**What the task asks**
Can you transcribe every line exactly and leave the pictures behind?

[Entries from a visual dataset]

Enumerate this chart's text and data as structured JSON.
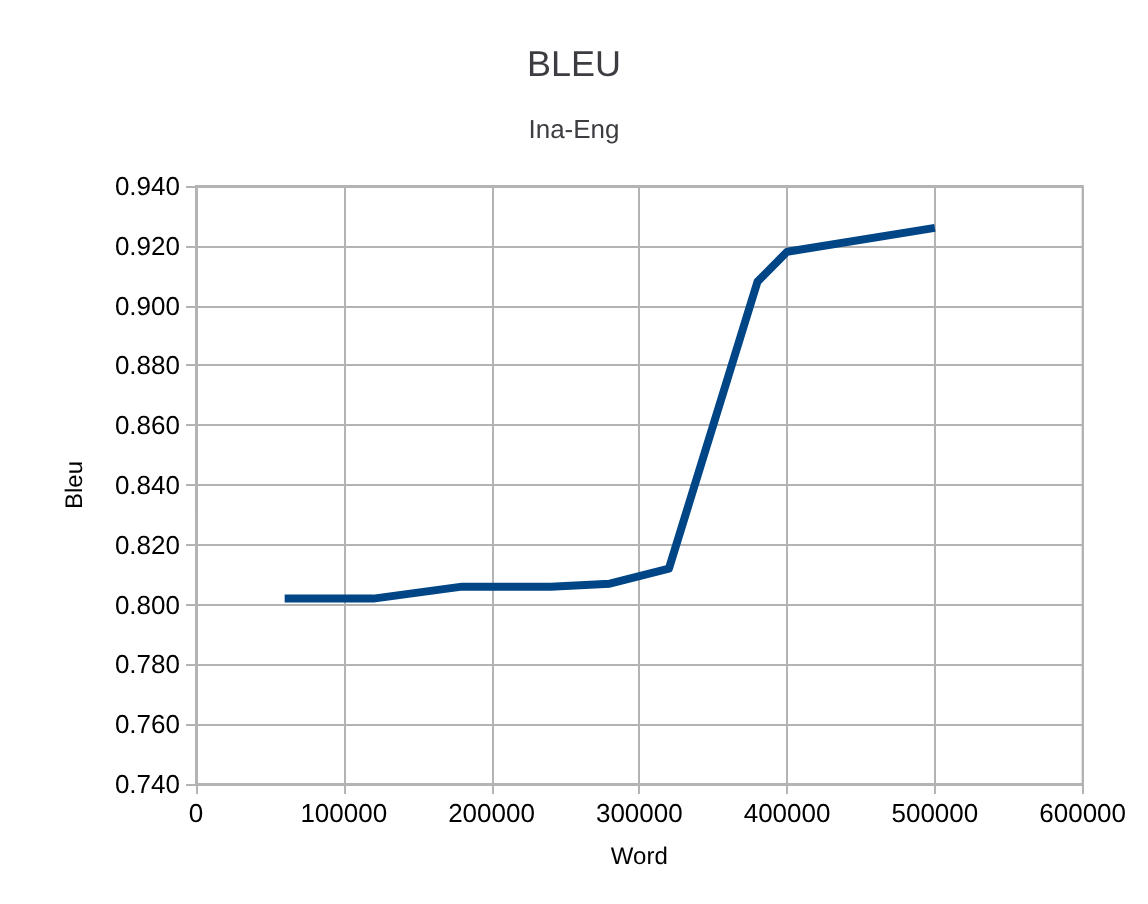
{
  "chart_data": {
    "type": "line",
    "title": "BLEU",
    "subtitle": "Ina-Eng",
    "xlabel": "Word",
    "ylabel": "Bleu",
    "x": [
      60000,
      120000,
      180000,
      240000,
      280000,
      320000,
      380000,
      400000,
      500000
    ],
    "series": [
      {
        "color": "#004586",
        "values": [
          0.802,
          0.802,
          0.806,
          0.806,
          0.807,
          0.812,
          0.908,
          0.918,
          0.926
        ]
      }
    ],
    "xlim": [
      0,
      600000
    ],
    "xticks": [
      0,
      100000,
      200000,
      300000,
      400000,
      500000,
      600000
    ],
    "ylim": [
      0.74,
      0.94
    ],
    "yticks": [
      {
        "value": 0.74,
        "label": "0.740"
      },
      {
        "value": 0.76,
        "label": "0.760"
      },
      {
        "value": 0.78,
        "label": "0.780"
      },
      {
        "value": 0.8,
        "label": "0.800"
      },
      {
        "value": 0.82,
        "label": "0.820"
      },
      {
        "value": 0.84,
        "label": "0.840"
      },
      {
        "value": 0.86,
        "label": "0.860"
      },
      {
        "value": 0.88,
        "label": "0.880"
      },
      {
        "value": 0.9,
        "label": "0.900"
      },
      {
        "value": 0.92,
        "label": "0.920"
      },
      {
        "value": 0.94,
        "label": "0.940"
      }
    ],
    "grid": true,
    "marker": "none",
    "line_style": "solid"
  }
}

**Task answer**
Enumerate this chart's text and data as structured JSON.
{
  "chart_data": {
    "type": "line",
    "title": "BLEU",
    "subtitle": "Ina-Eng",
    "xlabel": "Word",
    "ylabel": "Bleu",
    "x": [
      60000,
      120000,
      180000,
      240000,
      280000,
      320000,
      380000,
      400000,
      500000
    ],
    "series": [
      {
        "color": "#004586",
        "values": [
          0.802,
          0.802,
          0.806,
          0.806,
          0.807,
          0.812,
          0.908,
          0.918,
          0.926
        ]
      }
    ],
    "xlim": [
      0,
      600000
    ],
    "xticks": [
      0,
      100000,
      200000,
      300000,
      400000,
      500000,
      600000
    ],
    "ylim": [
      0.74,
      0.94
    ],
    "yticks": [
      {
        "value": 0.74,
        "label": "0.740"
      },
      {
        "value": 0.76,
        "label": "0.760"
      },
      {
        "value": 0.78,
        "label": "0.780"
      },
      {
        "value": 0.8,
        "label": "0.800"
      },
      {
        "value": 0.82,
        "label": "0.820"
      },
      {
        "value": 0.84,
        "label": "0.840"
      },
      {
        "value": 0.86,
        "label": "0.860"
      },
      {
        "value": 0.88,
        "label": "0.880"
      },
      {
        "value": 0.9,
        "label": "0.900"
      },
      {
        "value": 0.92,
        "label": "0.920"
      },
      {
        "value": 0.94,
        "label": "0.940"
      }
    ],
    "grid": true,
    "marker": "none",
    "line_style": "solid"
  }
}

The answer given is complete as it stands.